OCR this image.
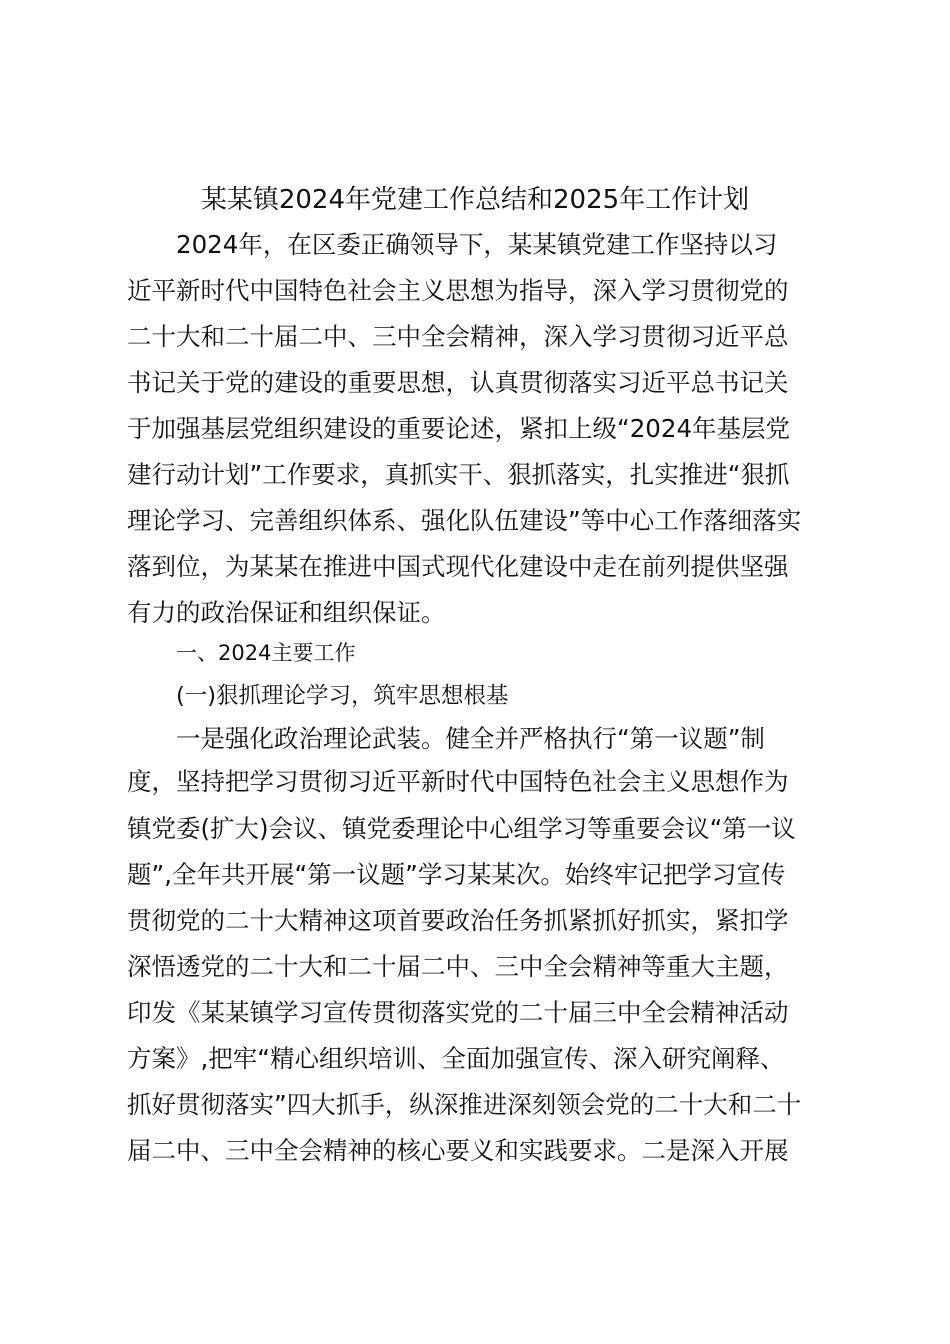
某某镇2024年党建工作总结和2025年工作计划

2024年，在区委正确领导下，某某镇党建工作坚持以习

近平新时代中国特色社会主义思想为指导，深入学习贯彻党的

二十大和二十届二中、三中全会精神，深入学习贯彻习近平总

书记关于党的建设的重要思想，认真贯彻落实习近平总书记关

于加强基层党组织建设的重要论述，紧扣上级“2024年基层党

建行动计划”工作要求，真抓实干、狠抓落实，扎实推进“狠抓

理论学习、完善组织体系、强化队伍建设”等中心工作落细落实

落到位，为某某在推进中国式现代化建设中走在前列提供坚强

有力的政治保证和组织保证。

一、2024主要工作

(一)狠抓理论学习，筑牢思想根基

一是强化政治理论武装。健全并严格执行“第一议题”制

度，坚持把学习贯彻习近平新时代中国特色社会主义思想作为

镇党委(扩大)会议、镇党委理论中心组学习等重要会议“第一议

题”,全年共开展“第一议题”学习某某次。始终牢记把学习宣传

贯彻党的二十大精神这项首要政治任务抓紧抓好抓实，紧扣学

深悟透党的二十大和二十届二中、三中全会精神等重大主题，

印发《某某镇学习宣传贯彻落实党的二十届三中全会精神活动

方案》,把牢“精心组织培训、全面加强宣传、深入研究阐释、

抓好贯彻落实”四大抓手，纵深推进深刻领会党的二十大和二十

届二中、三中全会精神的核心要义和实践要求。二是深入开展
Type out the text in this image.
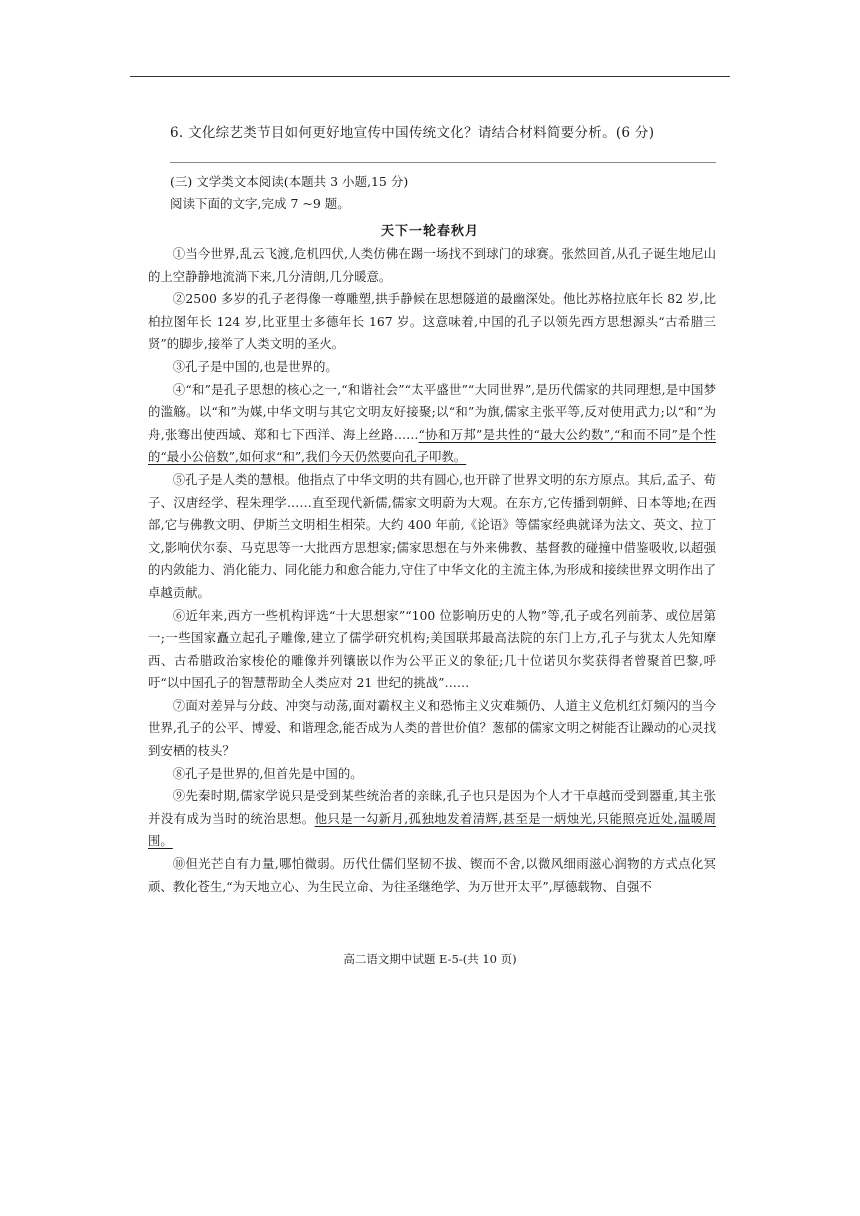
6. 文化综艺类节目如何更好地宣传中国传统文化？请结合材料简要分析。(6 分)
(三) 文学类文本阅读(本题共 3 小题,15 分)
阅读下面的文字,完成 7 ~9 题。
天下一轮春秋月

①当今世界,乱云飞渡,危机四伏,人类仿佛在踢一场找不到球门的球赛。张然回首,从孔子诞生地尼山的上空静静地流淌下来,几分清朗,几分暖意。

②2500 多岁的孔子老得像一尊雕塑,拱手静候在思想隧道的最幽深处。他比苏格拉底年长 82 岁,比柏拉图年长 124 岁,比亚里士多德年长 167 岁。这意味着,中国的孔子以领先西方思想源头“古希腊三贤”的脚步,接举了人类文明的圣火。

③孔子是中国的,也是世界的。

④“和”是孔子思想的核心之一,“和谐社会”“太平盛世”“大同世界”,是历代儒家的共同理想,是中国梦的滥觞。以“和”为媒,中华文明与其它文明友好接聚;以“和”为旗,儒家主张平等,反对使用武力;以“和”为舟,张骞出使西域、郑和七下西洋、海上丝路……“协和万邦”是共性的“最大公约数”,“和而不同”是个性的“最小公倍数”,如何求“和”,我们今天仍然要向孔子叩教。

⑤孔子是人类的慧根。他指点了中华文明的共有圆心,也开辟了世界文明的东方原点。其后,孟子、荀子、汉唐经学、程朱理学……直至现代新儒,儒家文明蔚为大观。在东方,它传播到朝鲜、日本等地;在西部,它与佛教文明、伊斯兰文明相生相荣。大约 400 年前,《论语》等儒家经典就译为法文、英文、拉丁文,影响伏尔泰、马克思等一大批西方思想家;儒家思想在与外来佛教、基督教的碰撞中借鉴吸收,以超强的内敛能力、消化能力、同化能力和愈合能力,守住了中华文化的主流主体,为形成和接续世界文明作出了卓越贡献。

⑥近年来,西方一些机构评选“十大思想家”“100 位影响历史的人物”等,孔子或名列前茅、或位居第一;一些国家矗立起孔子雕像,建立了儒学研究机构;美国联邦最高法院的东门上方,孔子与犹太人先知摩西、古希腊政治家梭伦的雕像并列镶嵌以作为公平正义的象征;几十位诺贝尔奖获得者曾聚首巴黎,呼吁“以中国孔子的智慧帮助全人类应对 21 世纪的挑战”……

⑦面对差异与分歧、冲突与动荡,面对霸权主义和恐怖主义灾难频仍、人道主义危机红灯频闪的当今世界,孔子的公平、博爱、和谐理念,能否成为人类的普世价值？葱郁的儒家文明之树能否让躁动的心灵找到安栖的枝头？

⑧孔子是世界的,但首先是中国的。

⑨先秦时期,儒家学说只是受到某些统治者的亲睐,孔子也只是因为个人才干卓越而受到器重,其主张并没有成为当时的统治思想。他只是一勾新月,孤独地发着清辉,甚至是一炳烛光,只能照亮近处,温暖周围。

⑩但光芒自有力量,哪怕微弱。历代仕儒们坚韧不拔、锲而不舍,以微风细雨滋心润物的方式点化冥顽、教化苍生,“为天地立心、为生民立命、为往圣继绝学、为万世开太平”,厚德载物、自强不

高二语文期中试题 E-5-(共 10 页)
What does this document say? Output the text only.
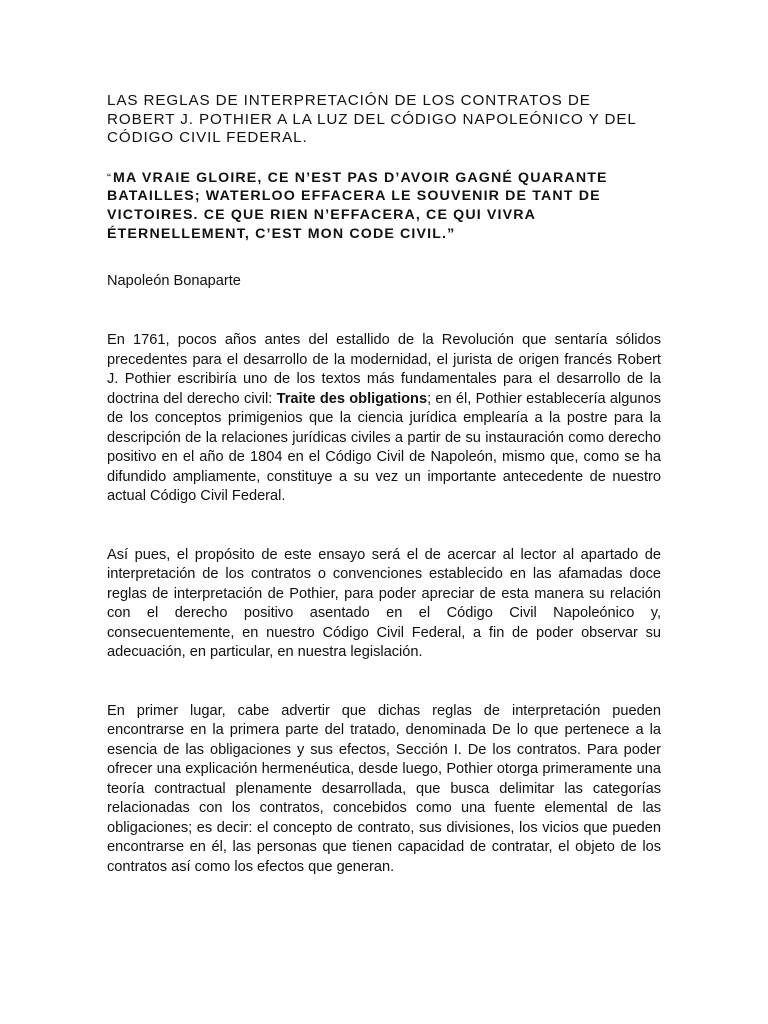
LAS REGLAS DE INTERPRETACIÓN DE LOS CONTRATOS DE ROBERT J. POTHIER A LA LUZ DEL CÓDIGO NAPOLEÓNICO Y DEL CÓDIGO CIVIL FEDERAL.
“ MA VRAIE GLOIRE, CE N’EST PAS D’AVOIR GAGNÉ QUARANTE BATAILLES; WATERLOO EFFACERA LE SOUVENIR DE TANT DE VICTOIRES. CE QUE RIEN N’EFFACERA, CE QUI VIVRA ÉTERNELLEMENT, C’EST MON CODE CIVIL.”
Napoleón Bonaparte

En 1761, pocos años antes del estallido de la Revolución que sentaría sólidos precedentes para el desarrollo de la modernidad, el jurista de origen francés Robert J. Pothier escribiría uno de los textos más fundamentales para el desarrollo de la doctrina del derecho civil: Traite des obligations; en él, Pothier establecería algunos de los conceptos primigenios que la ciencia jurídica emplearía a la postre para la descripción de la relaciones jurídicas civiles a partir de su instauración como derecho positivo en el año de 1804 en el Código Civil de Napoleón, mismo que, como se ha difundido ampliamente, constituye a su vez un importante antecedente de nuestro actual Código Civil Federal.

Así pues, el propósito de este ensayo será el de acercar al lector al apartado de interpretación de los contratos o convenciones establecido en las afamadas doce reglas de interpretación de Pothier, para poder apreciar de esta manera su relación con el derecho positivo asentado en el Código Civil Napoleónico y, consecuentemente, en nuestro Código Civil Federal, a fin de poder observar su adecuación, en particular, en nuestra legislación.

En primer lugar, cabe advertir que dichas reglas de interpretación pueden encontrarse en la primera parte del tratado, denominada De lo que pertenece a la esencia de las obligaciones y sus efectos, Sección I. De los contratos. Para poder ofrecer una explicación hermenéutica, desde luego, Pothier otorga primeramente una teoría contractual plenamente desarrollada, que busca delimitar las categorías relacionadas con los contratos, concebidos como una fuente elemental de las obligaciones; es decir: el concepto de contrato, sus divisiones, los vicios que pueden encontrarse en él, las personas que tienen capacidad de contratar, el objeto de los contratos así como los efectos que generan.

☆ ☆ ☆ ☆ ☆

Written task
Copy out all the data without changing anything, and drop the pictures.

Answer for this exercise
OCR this image.
某某镇2024年党建工作总结和2025年工作计划

2024年，在区委正确领导下，某某镇党建工作坚持以习

近平新时代中国特色社会主义思想为指导，深入学习贯彻党的

二十大和二十届二中、三中全会精神，深入学习贯彻习近平总

书记关于党的建设的重要思想，认真贯彻落实习近平总书记关

于加强基层党组织建设的重要论述，紧扣上级“2024年基层党

建行动计划”工作要求，真抓实干、狠抓落实，扎实推进“狠抓

理论学习、完善组织体系、强化队伍建设”等中心工作落细落实

落到位，为某某在推进中国式现代化建设中走在前列提供坚强

有力的政治保证和组织保证。

一、2024主要工作

(一)狠抓理论学习，筑牢思想根基

一是强化政治理论武装。健全并严格执行“第一议题”制

度，坚持把学习贯彻习近平新时代中国特色社会主义思想作为

镇党委(扩大)会议、镇党委理论中心组学习等重要会议“第一议

题”,全年共开展“第一议题”学习某某次。始终牢记把学习宣传

贯彻党的二十大精神这项首要政治任务抓紧抓好抓实，紧扣学

深悟透党的二十大和二十届二中、三中全会精神等重大主题，

印发《某某镇学习宣传贯彻落实党的二十届三中全会精神活动

方案》,把牢“精心组织培训、全面加强宣传、深入研究阐释、

抓好贯彻落实”四大抓手，纵深推进深刻领会党的二十大和二十

届二中、三中全会精神的核心要义和实践要求。二是深入开展
Type out the text in this image.
6. 文化综艺类节目如何更好地宣传中国传统文化？请结合材料简要分析。(6 分)
(三) 文学类文本阅读(本题共 3 小题,15 分)
阅读下面的文字,完成 7 ~9 题。
天下一轮春秋月

①当今世界,乱云飞渡,危机四伏,人类仿佛在踢一场找不到球门的球赛。张然回首,从孔子诞生地尼山的上空静静地流淌下来,几分清朗,几分暖意。

②2500 多岁的孔子老得像一尊雕塑,拱手静候在思想隧道的最幽深处。他比苏格拉底年长 82 岁,比柏拉图年长 124 岁,比亚里士多德年长 167 岁。这意味着,中国的孔子以领先西方思想源头“古希腊三贤”的脚步,接举了人类文明的圣火。

③孔子是中国的,也是世界的。

④“和”是孔子思想的核心之一,“和谐社会”“太平盛世”“大同世界”,是历代儒家的共同理想,是中国梦的滥觞。以“和”为媒,中华文明与其它文明友好接聚;以“和”为旗,儒家主张平等,反对使用武力;以“和”为舟,张骞出使西域、郑和七下西洋、海上丝路……“协和万邦”是共性的“最大公约数”,“和而不同”是个性的“最小公倍数”,如何求“和”,我们今天仍然要向孔子叩教。

⑤孔子是人类的慧根。他指点了中华文明的共有圆心,也开辟了世界文明的东方原点。其后,孟子、荀子、汉唐经学、程朱理学……直至现代新儒,儒家文明蔚为大观。在东方,它传播到朝鲜、日本等地;在西部,它与佛教文明、伊斯兰文明相生相荣。大约 400 年前,《论语》等儒家经典就译为法文、英文、拉丁文,影响伏尔泰、马克思等一大批西方思想家;儒家思想在与外来佛教、基督教的碰撞中借鉴吸收,以超强的内敛能力、消化能力、同化能力和愈合能力,守住了中华文化的主流主体,为形成和接续世界文明作出了卓越贡献。

⑥近年来,西方一些机构评选“十大思想家”“100 位影响历史的人物”等,孔子或名列前茅、或位居第一;一些国家矗立起孔子雕像,建立了儒学研究机构;美国联邦最高法院的东门上方,孔子与犹太人先知摩西、古希腊政治家梭伦的雕像并列镶嵌以作为公平正义的象征;几十位诺贝尔奖获得者曾聚首巴黎,呼吁“以中国孔子的智慧帮助全人类应对 21 世纪的挑战”……

⑦面对差异与分歧、冲突与动荡,面对霸权主义和恐怖主义灾难频仍、人道主义危机红灯频闪的当今世界,孔子的公平、博爱、和谐理念,能否成为人类的普世价值？葱郁的儒家文明之树能否让躁动的心灵找到安栖的枝头？

⑧孔子是世界的,但首先是中国的。

⑨先秦时期,儒家学说只是受到某些统治者的亲睐,孔子也只是因为个人才干卓越而受到器重,其主张并没有成为当时的统治思想。他只是一勾新月,孤独地发着清辉,甚至是一炳烛光,只能照亮近处,温暖周围。

⑩但光芒自有力量,哪怕微弱。历代仕儒们坚韧不拔、锲而不舍,以微风细雨滋心润物的方式点化冥顽、教化苍生,“为天地立心、为生民立命、为往圣继绝学、为万世开太平”,厚德载物、自强不

高二语文期中试题 E-5-(共 10 页)
What does this document say? Output the text only.
LAS REGLAS DE INTERPRETACIÓN DE LOS CONTRATOS DE ROBERT J. POTHIER A LA LUZ DEL CÓDIGO NAPOLEÓNICO Y DEL CÓDIGO CIVIL FEDERAL.
“ MA VRAIE GLOIRE, CE N’EST PAS D’AVOIR GAGNÉ QUARANTE BATAILLES; WATERLOO EFFACERA LE SOUVENIR DE TANT DE VICTOIRES. CE QUE RIEN N’EFFACERA, CE QUI VIVRA ÉTERNELLEMENT, C’EST MON CODE CIVIL.”
Napoleón Bonaparte

En 1761, pocos años antes del estallido de la Revolución que sentaría sólidos precedentes para el desarrollo de la modernidad, el jurista de origen francés Robert J. Pothier escribiría uno de los textos más fundamentales para el desarrollo de la doctrina del derecho civil: Traite des obligations; en él, Pothier establecería algunos de los conceptos primigenios que la ciencia jurídica emplearía a la postre para la descripción de la relaciones jurídicas civiles a partir de su instauración como derecho positivo en el año de 1804 en el Código Civil de Napoleón, mismo que, como se ha difundido ampliamente, constituye a su vez un importante antecedente de nuestro actual Código Civil Federal.

Así pues, el propósito de este ensayo será el de acercar al lector al apartado de interpretación de los contratos o convenciones establecido en las afamadas doce reglas de interpretación de Pothier, para poder apreciar de esta manera su relación con el derecho positivo asentado en el Código Civil Napoleónico y, consecuentemente, en nuestro Código Civil Federal, a fin de poder observar su adecuación, en particular, en nuestra legislación.

En primer lugar, cabe advertir que dichas reglas de interpretación pueden encontrarse en la primera parte del tratado, denominada De lo que pertenece a la esencia de las obligaciones y sus efectos, Sección I. De los contratos. Para poder ofrecer una explicación hermenéutica, desde luego, Pothier otorga primeramente una teoría contractual plenamente desarrollada, que busca delimitar las categorías relacionadas con los contratos, concebidos como una fuente elemental de las obligaciones; es decir: el concepto de contrato, sus divisiones, los vicios que pueden encontrarse en él, las personas que tienen capacidad de contratar, el objeto de los contratos así como los efectos que generan.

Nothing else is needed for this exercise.